— Start of MATERIAL SHOWN —
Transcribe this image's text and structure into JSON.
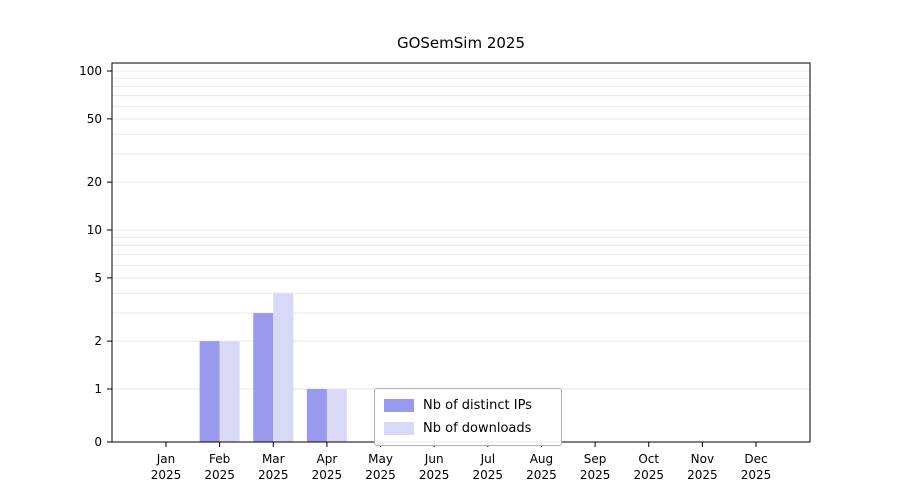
{
  "chart_data": {
    "type": "bar",
    "title": "GOSemSim 2025",
    "categories": [
      "Jan",
      "Feb",
      "Mar",
      "Apr",
      "May",
      "Jun",
      "Jul",
      "Aug",
      "Sep",
      "Oct",
      "Nov",
      "Dec"
    ],
    "year_label": "2025",
    "series": [
      {
        "name": "Nb of distinct IPs",
        "color": "#9999ee",
        "values": [
          0,
          2,
          3,
          1,
          0,
          0,
          0,
          0,
          0,
          0,
          0,
          0
        ]
      },
      {
        "name": "Nb of downloads",
        "color": "#d9d9f7",
        "values": [
          0,
          2,
          4,
          1,
          0,
          0,
          0,
          0,
          0,
          0,
          0,
          0
        ]
      }
    ],
    "yticks": [
      0,
      1,
      2,
      5,
      10,
      20,
      50,
      100
    ],
    "yscale": "log",
    "ylim": [
      0,
      100
    ],
    "grid": true,
    "legend_position": "inside-bottom-center",
    "colors": {
      "axis": "#000000",
      "gridline": "#e7e7e7",
      "text": "#000000"
    }
  }
}
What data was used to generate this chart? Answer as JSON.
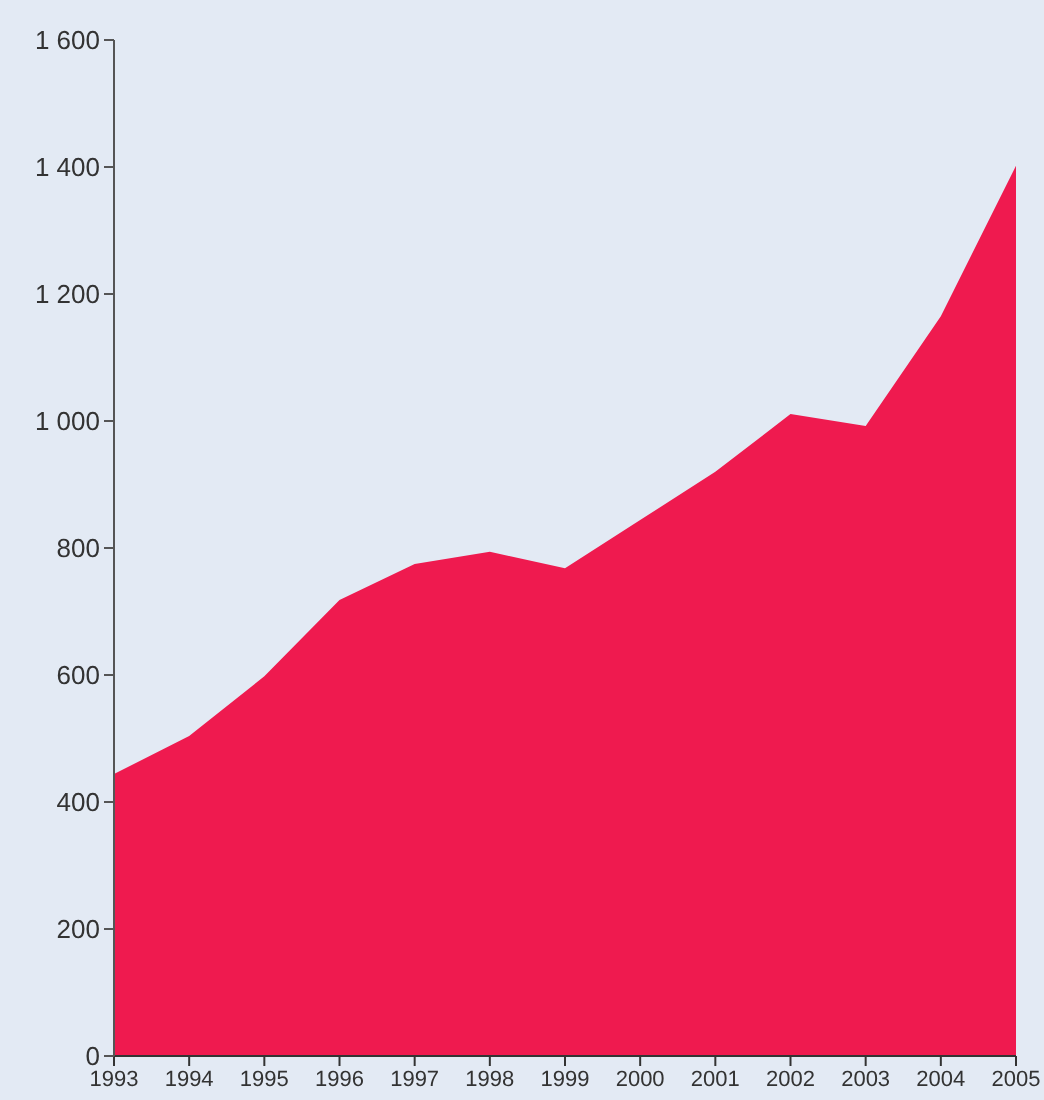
{
  "chart_data": {
    "type": "area",
    "x": [
      1993,
      1994,
      1995,
      1996,
      1997,
      1998,
      1999,
      2000,
      2001,
      2002,
      2003,
      2004,
      2005
    ],
    "values": [
      444,
      504,
      598,
      718,
      775,
      794,
      768,
      844,
      920,
      1011,
      992,
      1165,
      1402
    ],
    "color": "#ef1a4f",
    "xlim": [
      1993,
      2005
    ],
    "xticks": [
      1993,
      1994,
      1995,
      1996,
      1997,
      1998,
      1999,
      2000,
      2001,
      2002,
      2003,
      2004,
      2005
    ],
    "ylim": [
      0,
      1600
    ],
    "yticks": [
      0,
      200,
      400,
      600,
      800,
      {
        "value": 1000,
        "label": "1 000"
      },
      {
        "value": 1200,
        "label": "1 200"
      },
      {
        "value": 1400,
        "label": "1 400"
      },
      {
        "value": 1600,
        "label": "1 600"
      }
    ],
    "grid": false
  }
}
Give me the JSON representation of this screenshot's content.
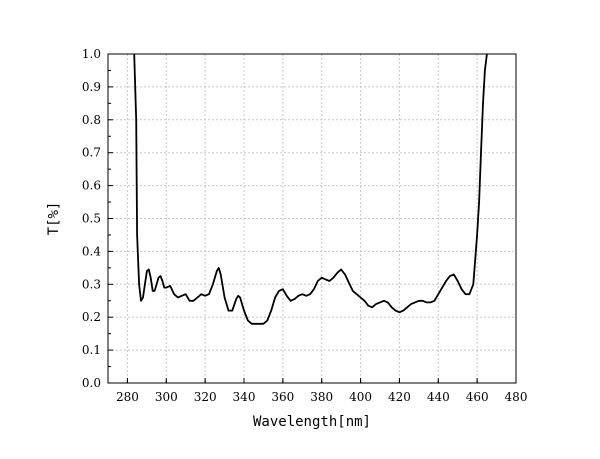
{
  "chart_data": {
    "type": "line",
    "title": "",
    "xlabel": "Wavelength[nm]",
    "ylabel": "T[%]",
    "xlim": [
      270,
      480
    ],
    "ylim": [
      0,
      1.0
    ],
    "xticks": [
      280,
      300,
      320,
      340,
      360,
      380,
      400,
      420,
      440,
      460,
      480
    ],
    "xtick_labels": [
      "280",
      "300",
      "320",
      "340",
      "360",
      "380",
      "400",
      "420",
      "440",
      "460",
      "480"
    ],
    "yticks": [
      0,
      0.1,
      0.2,
      0.3,
      0.4,
      0.5,
      0.6,
      0.7,
      0.8,
      0.9,
      1.0
    ],
    "ytick_labels": [
      "0.0",
      "0.1",
      "0.2",
      "0.3",
      "0.4",
      "0.5",
      "0.6",
      "0.7",
      "0.8",
      "0.9",
      "1.0"
    ],
    "grid": true,
    "legend": "none",
    "series": [
      {
        "color": "#000000",
        "x": [
          283.5,
          284.5,
          285,
          286,
          287,
          288,
          289,
          290,
          291,
          292,
          293,
          294,
          295,
          296,
          297,
          298,
          299,
          300,
          302,
          304,
          306,
          308,
          310,
          312,
          314,
          316,
          318,
          320,
          322,
          324,
          326,
          327,
          328,
          330,
          332,
          334,
          336,
          337,
          338,
          340,
          342,
          344,
          346,
          348,
          350,
          352,
          354,
          356,
          358,
          360,
          362,
          364,
          366,
          368,
          370,
          372,
          374,
          376,
          378,
          380,
          382,
          384,
          386,
          388,
          390,
          392,
          394,
          396,
          398,
          400,
          402,
          404,
          406,
          408,
          410,
          412,
          414,
          416,
          418,
          420,
          422,
          424,
          426,
          428,
          430,
          432,
          434,
          436,
          438,
          440,
          442,
          444,
          446,
          448,
          450,
          452,
          454,
          456,
          458,
          460,
          461,
          462,
          463,
          464,
          465
        ],
        "y": [
          1.0,
          0.8,
          0.45,
          0.3,
          0.25,
          0.26,
          0.3,
          0.34,
          0.345,
          0.32,
          0.28,
          0.28,
          0.3,
          0.32,
          0.325,
          0.31,
          0.29,
          0.29,
          0.295,
          0.27,
          0.26,
          0.265,
          0.27,
          0.25,
          0.25,
          0.26,
          0.27,
          0.265,
          0.27,
          0.3,
          0.34,
          0.35,
          0.33,
          0.26,
          0.22,
          0.22,
          0.255,
          0.265,
          0.26,
          0.22,
          0.19,
          0.18,
          0.18,
          0.18,
          0.18,
          0.19,
          0.22,
          0.26,
          0.28,
          0.285,
          0.265,
          0.25,
          0.255,
          0.265,
          0.27,
          0.265,
          0.27,
          0.285,
          0.31,
          0.32,
          0.315,
          0.31,
          0.32,
          0.335,
          0.345,
          0.33,
          0.305,
          0.28,
          0.27,
          0.26,
          0.25,
          0.235,
          0.23,
          0.24,
          0.245,
          0.25,
          0.245,
          0.23,
          0.22,
          0.215,
          0.22,
          0.23,
          0.24,
          0.245,
          0.25,
          0.25,
          0.245,
          0.245,
          0.25,
          0.27,
          0.29,
          0.31,
          0.325,
          0.33,
          0.31,
          0.285,
          0.27,
          0.27,
          0.3,
          0.45,
          0.55,
          0.7,
          0.85,
          0.95,
          1.0
        ]
      }
    ]
  }
}
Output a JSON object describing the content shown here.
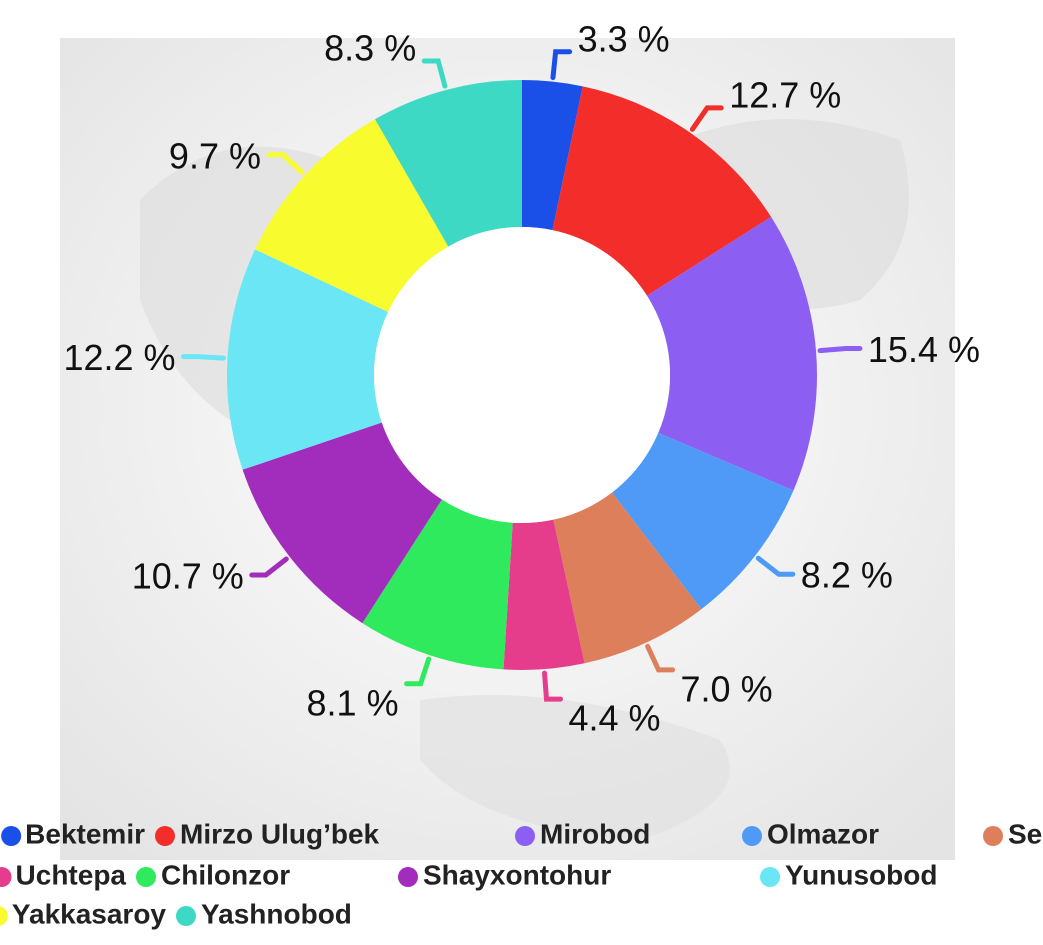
{
  "chart_data": {
    "type": "donut",
    "categories": [
      "Bektemir",
      "Mirzo Ulug’bek",
      "Mirobod",
      "Olmazor",
      "Sergeli",
      "Uchtepa",
      "Chilonzor",
      "Shayxontohur",
      "Yunusobod",
      "Yakkasaroy",
      "Yashnobod"
    ],
    "values": [
      3.3,
      12.7,
      15.4,
      8.2,
      7.0,
      4.4,
      8.1,
      10.7,
      12.2,
      9.7,
      8.3
    ],
    "value_labels": [
      "3.3 %",
      "12.7 %",
      "15.4 %",
      "8.2 %",
      "7.0 %",
      "4.4 %",
      "8.1 %",
      "10.7 %",
      "12.2 %",
      "9.7 %",
      "8.3 %"
    ],
    "colors": [
      "#1a4fe8",
      "#f22d2a",
      "#8c5ff2",
      "#4e9af6",
      "#dc7f5a",
      "#e63c8c",
      "#2eea5c",
      "#a22cbc",
      "#6ae6f4",
      "#f8fb2e",
      "#3ed9c4"
    ]
  }
}
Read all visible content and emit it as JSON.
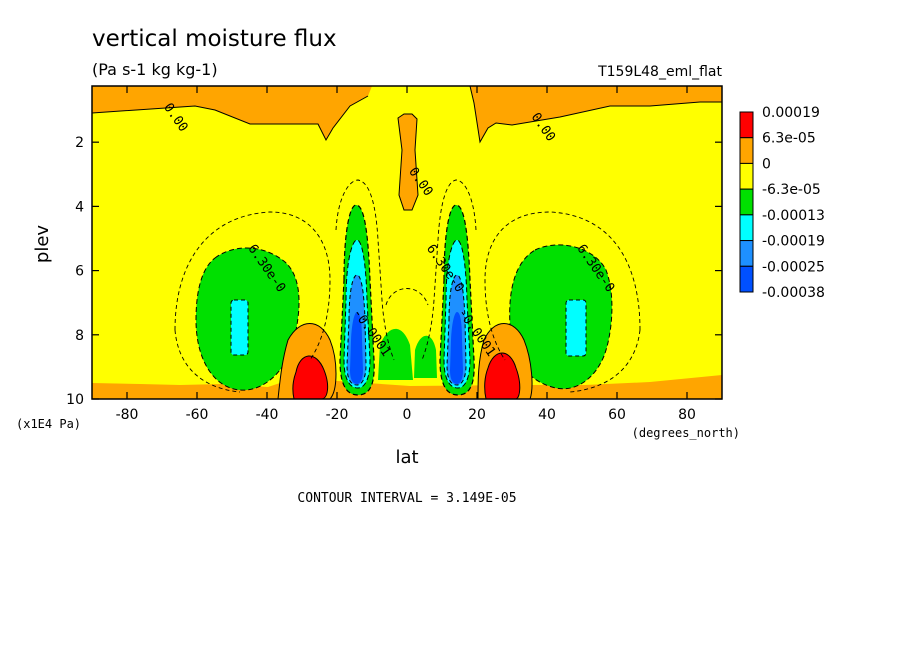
{
  "chart_data": {
    "type": "heatmap",
    "title": "vertical moisture flux",
    "subtitle": "(Pa s-1 kg kg-1)",
    "dataset_label": "T159L48_eml_flat",
    "xlabel": "lat",
    "xunits": "(degrees_north)",
    "ylabel": "plev",
    "yunits": "(x1E4 Pa)",
    "footer": "CONTOUR INTERVAL = 3.149E-05",
    "xlim": [
      -90,
      90
    ],
    "ylim": [
      10,
      0.25
    ],
    "xticks": [
      -80,
      -60,
      -40,
      -20,
      0,
      20,
      40,
      60,
      80
    ],
    "yticks": [
      2,
      4,
      6,
      8,
      10
    ],
    "colorbar": {
      "levels": [
        "0.00019",
        "6.3e-05",
        "0",
        "-6.3e-05",
        "-0.00013",
        "-0.00019",
        "-0.00025",
        "-0.00038"
      ],
      "colors": [
        "#ff0000",
        "#ffa500",
        "#ffff00",
        "#00e000",
        "#00ffff",
        "#1e90ff",
        "#0050ff"
      ]
    },
    "contour_labels": [
      {
        "text": "0.00",
        "lat": -67,
        "plev": 1.3
      },
      {
        "text": "0.00",
        "lat": 38,
        "plev": 1.6
      },
      {
        "text": "0.00",
        "lat": 3,
        "plev": 3.3
      },
      {
        "text": "6.30e-0",
        "lat": -41,
        "plev": 6.0
      },
      {
        "text": "6.30e-0",
        "lat": 10,
        "plev": 6.0
      },
      {
        "text": "6.30e-0",
        "lat": 53,
        "plev": 6.0
      },
      {
        "text": "-0.0001",
        "lat": -11,
        "plev": 8.0
      },
      {
        "text": "-0.0001",
        "lat": 19,
        "plev": 8.0
      }
    ]
  }
}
— End of MATERIAL SHOWN —
• PROBLEM TO WORK ON: In the records, locate each line holding the string "content" and copy it.

• RESULT OF THE TASK:
Give me the JSON representation of this screenshot's content.
Output a JSON object describing the content shown here.
Read all visible content and emit it as JSON.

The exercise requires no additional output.